L'operazione dei Carabinieri

Recuperata parte della refurtiva trafugata presso gli uffici del Servizio Veterinario

Una persona denunciata per furto aggravato, altre sono in via di identificazione. La refurtiva costituita da una decina di computer ed un monitor è stata restituita alla ASL

Cronaca
Andria venerdì 08 marzo 2019
di La Redazione
parte della refurtiva recuperata
parte della refurtiva recuperata © n.c.

L’attività d’indagine posta in essere dai militari della Sezione Operativa della Compagnia dei Carabinieri di Andria, susseguente al furto, perpetrato nella notte fra il 25 ed il 26 febbraio, presso gli uffici del Servizio Veterinario della ASL BAT, ha dato i primi frutti.

Quella notte, 4/5 persone, si erano introdotte negli uffici pubblici della ASL Bat posti al primo piano sopra il mercato nuovo di via de Anellis e via Monsignor Di Donna, asportando una quindicina di computer, fra fissi e portatili, nonché alcuni monitor ed arrecando seri danni materiali e strutturali agli infissi, alle scrivanie ed agli armadi di vari uffici.

L’azione delittuosa ha provocato ingenti danni, non tanto per la qualità ed il valore del materiale informatico asportato, ma per il loro contenuto, in quanto all’interno degli stessi era racchiusa tutta l’attività di controllo, avvenuta negli ultimi anni, sia delle aree “A” – “B” e “C” del Servizio Veterinario che quelli del Servizio Igiene Alimenti e Nutrizione.

DATI IN ESAME:
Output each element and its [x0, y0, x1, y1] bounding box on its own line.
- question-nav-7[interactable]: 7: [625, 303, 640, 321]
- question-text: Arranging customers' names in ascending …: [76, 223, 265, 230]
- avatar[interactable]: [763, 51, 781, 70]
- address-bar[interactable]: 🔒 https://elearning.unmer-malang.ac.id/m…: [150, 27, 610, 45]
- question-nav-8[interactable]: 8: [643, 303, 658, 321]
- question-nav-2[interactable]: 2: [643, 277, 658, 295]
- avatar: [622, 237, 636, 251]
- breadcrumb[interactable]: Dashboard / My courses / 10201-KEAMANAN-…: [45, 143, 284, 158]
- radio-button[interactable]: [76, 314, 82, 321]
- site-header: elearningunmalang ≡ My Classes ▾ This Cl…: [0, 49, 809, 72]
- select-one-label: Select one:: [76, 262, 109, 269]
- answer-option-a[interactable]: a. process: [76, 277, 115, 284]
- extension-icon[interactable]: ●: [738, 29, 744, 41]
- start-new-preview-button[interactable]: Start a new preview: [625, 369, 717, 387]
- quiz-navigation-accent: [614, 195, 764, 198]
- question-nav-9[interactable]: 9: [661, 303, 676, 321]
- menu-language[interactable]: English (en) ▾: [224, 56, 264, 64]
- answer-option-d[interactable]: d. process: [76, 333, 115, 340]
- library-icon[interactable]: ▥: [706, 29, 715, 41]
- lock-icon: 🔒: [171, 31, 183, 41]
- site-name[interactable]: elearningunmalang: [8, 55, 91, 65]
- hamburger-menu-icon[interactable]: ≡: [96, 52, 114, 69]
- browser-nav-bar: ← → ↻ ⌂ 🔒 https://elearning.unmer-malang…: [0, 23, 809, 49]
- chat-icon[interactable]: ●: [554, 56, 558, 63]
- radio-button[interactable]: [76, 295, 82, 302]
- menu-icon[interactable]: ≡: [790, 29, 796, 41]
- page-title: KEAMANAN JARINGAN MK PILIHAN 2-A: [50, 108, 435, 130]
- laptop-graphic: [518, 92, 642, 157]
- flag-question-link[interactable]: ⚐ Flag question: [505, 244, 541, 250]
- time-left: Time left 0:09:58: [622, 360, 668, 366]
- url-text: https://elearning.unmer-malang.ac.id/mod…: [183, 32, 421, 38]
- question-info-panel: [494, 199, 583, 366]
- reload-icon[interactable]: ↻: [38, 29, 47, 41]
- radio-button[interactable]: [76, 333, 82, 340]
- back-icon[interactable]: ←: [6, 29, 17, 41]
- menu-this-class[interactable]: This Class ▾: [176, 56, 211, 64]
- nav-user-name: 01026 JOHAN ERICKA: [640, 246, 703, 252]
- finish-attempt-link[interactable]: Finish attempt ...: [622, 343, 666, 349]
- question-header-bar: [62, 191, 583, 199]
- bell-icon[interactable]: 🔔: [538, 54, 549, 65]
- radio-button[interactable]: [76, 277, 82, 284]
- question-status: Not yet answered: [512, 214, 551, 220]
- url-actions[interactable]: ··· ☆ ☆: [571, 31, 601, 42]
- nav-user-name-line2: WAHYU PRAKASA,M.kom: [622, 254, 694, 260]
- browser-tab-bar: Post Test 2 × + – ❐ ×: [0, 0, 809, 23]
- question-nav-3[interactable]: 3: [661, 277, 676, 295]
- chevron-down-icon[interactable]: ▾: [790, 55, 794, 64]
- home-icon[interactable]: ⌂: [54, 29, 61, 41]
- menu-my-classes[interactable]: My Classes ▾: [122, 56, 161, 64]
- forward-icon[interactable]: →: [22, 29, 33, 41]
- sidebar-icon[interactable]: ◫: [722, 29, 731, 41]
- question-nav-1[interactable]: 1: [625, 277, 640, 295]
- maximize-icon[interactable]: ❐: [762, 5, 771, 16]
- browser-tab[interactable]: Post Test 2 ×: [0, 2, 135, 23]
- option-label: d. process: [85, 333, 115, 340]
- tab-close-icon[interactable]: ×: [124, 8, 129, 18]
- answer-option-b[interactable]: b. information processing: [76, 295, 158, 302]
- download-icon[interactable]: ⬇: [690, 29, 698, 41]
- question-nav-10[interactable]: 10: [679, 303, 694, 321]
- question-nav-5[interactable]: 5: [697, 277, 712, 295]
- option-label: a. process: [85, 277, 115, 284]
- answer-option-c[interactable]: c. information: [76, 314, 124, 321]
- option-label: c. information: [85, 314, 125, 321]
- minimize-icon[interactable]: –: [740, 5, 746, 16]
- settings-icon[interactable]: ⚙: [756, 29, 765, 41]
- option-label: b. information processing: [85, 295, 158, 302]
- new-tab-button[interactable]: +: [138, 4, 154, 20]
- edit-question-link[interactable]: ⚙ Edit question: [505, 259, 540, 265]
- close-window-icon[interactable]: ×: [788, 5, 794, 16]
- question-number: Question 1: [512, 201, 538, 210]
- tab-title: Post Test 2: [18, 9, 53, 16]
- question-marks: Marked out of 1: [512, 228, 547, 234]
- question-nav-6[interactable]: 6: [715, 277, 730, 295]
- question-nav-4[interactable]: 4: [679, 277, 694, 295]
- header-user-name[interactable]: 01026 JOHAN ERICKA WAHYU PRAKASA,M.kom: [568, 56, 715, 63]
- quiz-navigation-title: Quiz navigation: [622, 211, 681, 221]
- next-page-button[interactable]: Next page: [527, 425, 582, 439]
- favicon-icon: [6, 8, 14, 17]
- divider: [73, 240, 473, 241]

COMPITO DA SVOLGERE:
Riprendi, per favore, l'articolo sul furto negli uffici del Servizio Veterinario della ASL BAT e proseguilo dopo l'ultima frase riportata.

RISPOSTA:
Le indagini immediate, condotte con il fondamentale ausilio delle telecamere della zona, hanno permetto ai militari di ricostruire sia la fase preparatoria del furto che quella immediatamente successiva. In tale ambito, nel corso degli accertamenti e riscontri, fra le altre cose, sono state eseguite diverse perquisizioni, alcune delle quali hanno consentito di recuperare buona parte del materiale informatico, occultato in una stradina dello stesso centro storico, nei pressi di piazza Duomo, poco distante dalla sede della ASL.

Una persona è stata denunciata a piede libero per furto aggravato, alla Procura della Repubblica presso il Tribunale di Trani, altre sono in via di identificazione. La refurtiva costituita da una decina di computer ed un monitor è stata restituita alla ASL, mentre continuano le indagini per l’identificazione degli altri autori del furto.